Input records:
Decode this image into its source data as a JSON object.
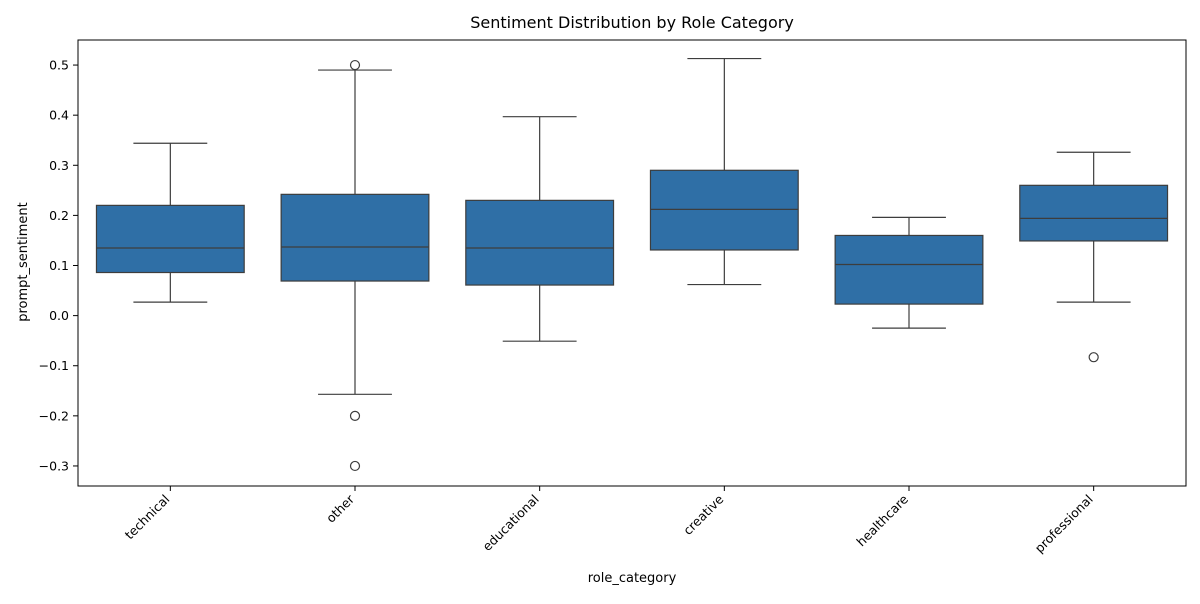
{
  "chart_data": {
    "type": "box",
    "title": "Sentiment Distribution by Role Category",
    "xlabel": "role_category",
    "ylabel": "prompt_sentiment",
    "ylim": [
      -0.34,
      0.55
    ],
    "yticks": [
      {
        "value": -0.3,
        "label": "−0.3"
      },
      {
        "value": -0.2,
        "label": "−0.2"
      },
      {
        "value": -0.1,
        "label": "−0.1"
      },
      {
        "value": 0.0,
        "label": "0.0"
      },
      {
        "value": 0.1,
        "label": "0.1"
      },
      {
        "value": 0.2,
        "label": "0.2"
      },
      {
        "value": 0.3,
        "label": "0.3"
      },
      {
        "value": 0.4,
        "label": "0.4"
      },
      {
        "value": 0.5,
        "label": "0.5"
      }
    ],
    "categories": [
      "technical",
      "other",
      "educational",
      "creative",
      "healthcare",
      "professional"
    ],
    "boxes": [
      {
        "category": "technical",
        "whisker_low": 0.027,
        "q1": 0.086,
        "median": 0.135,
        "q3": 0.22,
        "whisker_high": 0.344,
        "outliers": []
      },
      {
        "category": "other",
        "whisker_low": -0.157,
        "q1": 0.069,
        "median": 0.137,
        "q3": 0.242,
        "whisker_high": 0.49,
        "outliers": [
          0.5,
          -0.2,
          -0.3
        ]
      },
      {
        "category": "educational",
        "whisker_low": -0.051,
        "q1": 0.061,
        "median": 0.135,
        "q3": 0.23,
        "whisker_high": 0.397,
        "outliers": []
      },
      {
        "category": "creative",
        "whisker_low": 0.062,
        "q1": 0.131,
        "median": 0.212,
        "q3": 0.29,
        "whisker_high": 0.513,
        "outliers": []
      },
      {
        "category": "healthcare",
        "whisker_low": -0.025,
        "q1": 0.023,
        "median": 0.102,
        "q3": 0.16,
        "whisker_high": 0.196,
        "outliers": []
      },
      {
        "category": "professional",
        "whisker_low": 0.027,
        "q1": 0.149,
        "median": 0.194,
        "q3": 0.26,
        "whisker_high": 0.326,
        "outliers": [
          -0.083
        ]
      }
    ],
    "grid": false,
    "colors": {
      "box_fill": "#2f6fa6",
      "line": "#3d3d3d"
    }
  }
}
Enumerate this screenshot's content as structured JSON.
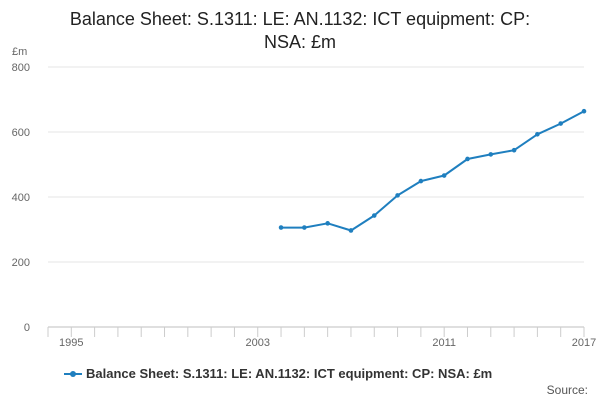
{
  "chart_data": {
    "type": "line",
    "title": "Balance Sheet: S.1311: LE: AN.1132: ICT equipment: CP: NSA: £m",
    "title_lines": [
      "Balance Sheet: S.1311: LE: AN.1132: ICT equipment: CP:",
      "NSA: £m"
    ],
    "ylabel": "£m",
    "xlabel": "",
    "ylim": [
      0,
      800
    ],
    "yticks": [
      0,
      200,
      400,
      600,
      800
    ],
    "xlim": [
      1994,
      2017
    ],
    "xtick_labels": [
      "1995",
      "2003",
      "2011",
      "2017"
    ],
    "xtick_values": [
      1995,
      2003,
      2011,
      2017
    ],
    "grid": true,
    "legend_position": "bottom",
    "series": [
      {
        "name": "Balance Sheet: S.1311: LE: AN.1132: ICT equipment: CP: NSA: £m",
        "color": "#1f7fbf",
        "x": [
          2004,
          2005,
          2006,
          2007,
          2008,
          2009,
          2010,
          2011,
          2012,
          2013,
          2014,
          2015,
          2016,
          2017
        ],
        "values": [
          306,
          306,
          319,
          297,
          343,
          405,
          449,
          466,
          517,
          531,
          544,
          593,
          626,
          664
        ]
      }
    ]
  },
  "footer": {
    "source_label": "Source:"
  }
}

What you need to do: Transcribe the listing in full and omit the pictures.

Result of this task:
Decode this image into its source data as a JSON object.
{
  "chart_data": {
    "type": "box",
    "title": "Sentiment Distribution by Role Category",
    "xlabel": "role_category",
    "ylabel": "prompt_sentiment",
    "ylim": [
      -0.34,
      0.55
    ],
    "yticks": [
      {
        "value": -0.3,
        "label": "−0.3"
      },
      {
        "value": -0.2,
        "label": "−0.2"
      },
      {
        "value": -0.1,
        "label": "−0.1"
      },
      {
        "value": 0.0,
        "label": "0.0"
      },
      {
        "value": 0.1,
        "label": "0.1"
      },
      {
        "value": 0.2,
        "label": "0.2"
      },
      {
        "value": 0.3,
        "label": "0.3"
      },
      {
        "value": 0.4,
        "label": "0.4"
      },
      {
        "value": 0.5,
        "label": "0.5"
      }
    ],
    "categories": [
      "technical",
      "other",
      "educational",
      "creative",
      "healthcare",
      "professional"
    ],
    "boxes": [
      {
        "category": "technical",
        "whisker_low": 0.027,
        "q1": 0.086,
        "median": 0.135,
        "q3": 0.22,
        "whisker_high": 0.344,
        "outliers": []
      },
      {
        "category": "other",
        "whisker_low": -0.157,
        "q1": 0.069,
        "median": 0.137,
        "q3": 0.242,
        "whisker_high": 0.49,
        "outliers": [
          0.5,
          -0.2,
          -0.3
        ]
      },
      {
        "category": "educational",
        "whisker_low": -0.051,
        "q1": 0.061,
        "median": 0.135,
        "q3": 0.23,
        "whisker_high": 0.397,
        "outliers": []
      },
      {
        "category": "creative",
        "whisker_low": 0.062,
        "q1": 0.131,
        "median": 0.212,
        "q3": 0.29,
        "whisker_high": 0.513,
        "outliers": []
      },
      {
        "category": "healthcare",
        "whisker_low": -0.025,
        "q1": 0.023,
        "median": 0.102,
        "q3": 0.16,
        "whisker_high": 0.196,
        "outliers": []
      },
      {
        "category": "professional",
        "whisker_low": 0.027,
        "q1": 0.149,
        "median": 0.194,
        "q3": 0.26,
        "whisker_high": 0.326,
        "outliers": [
          -0.083
        ]
      }
    ],
    "grid": false,
    "colors": {
      "box_fill": "#2f6fa6",
      "line": "#3d3d3d"
    }
  }
}
Enumerate this screenshot's content as structured JSON.
{
  "chart_data": {
    "type": "line",
    "title": "Balance Sheet: S.1311: LE: AN.1132: ICT equipment: CP: NSA: £m",
    "title_lines": [
      "Balance Sheet: S.1311: LE: AN.1132: ICT equipment: CP:",
      "NSA: £m"
    ],
    "ylabel": "£m",
    "xlabel": "",
    "ylim": [
      0,
      800
    ],
    "yticks": [
      0,
      200,
      400,
      600,
      800
    ],
    "xlim": [
      1994,
      2017
    ],
    "xtick_labels": [
      "1995",
      "2003",
      "2011",
      "2017"
    ],
    "xtick_values": [
      1995,
      2003,
      2011,
      2017
    ],
    "grid": true,
    "legend_position": "bottom",
    "series": [
      {
        "name": "Balance Sheet: S.1311: LE: AN.1132: ICT equipment: CP: NSA: £m",
        "color": "#1f7fbf",
        "x": [
          2004,
          2005,
          2006,
          2007,
          2008,
          2009,
          2010,
          2011,
          2012,
          2013,
          2014,
          2015,
          2016,
          2017
        ],
        "values": [
          306,
          306,
          319,
          297,
          343,
          405,
          449,
          466,
          517,
          531,
          544,
          593,
          626,
          664
        ]
      }
    ]
  },
  "footer": {
    "source_label": "Source:"
  }
}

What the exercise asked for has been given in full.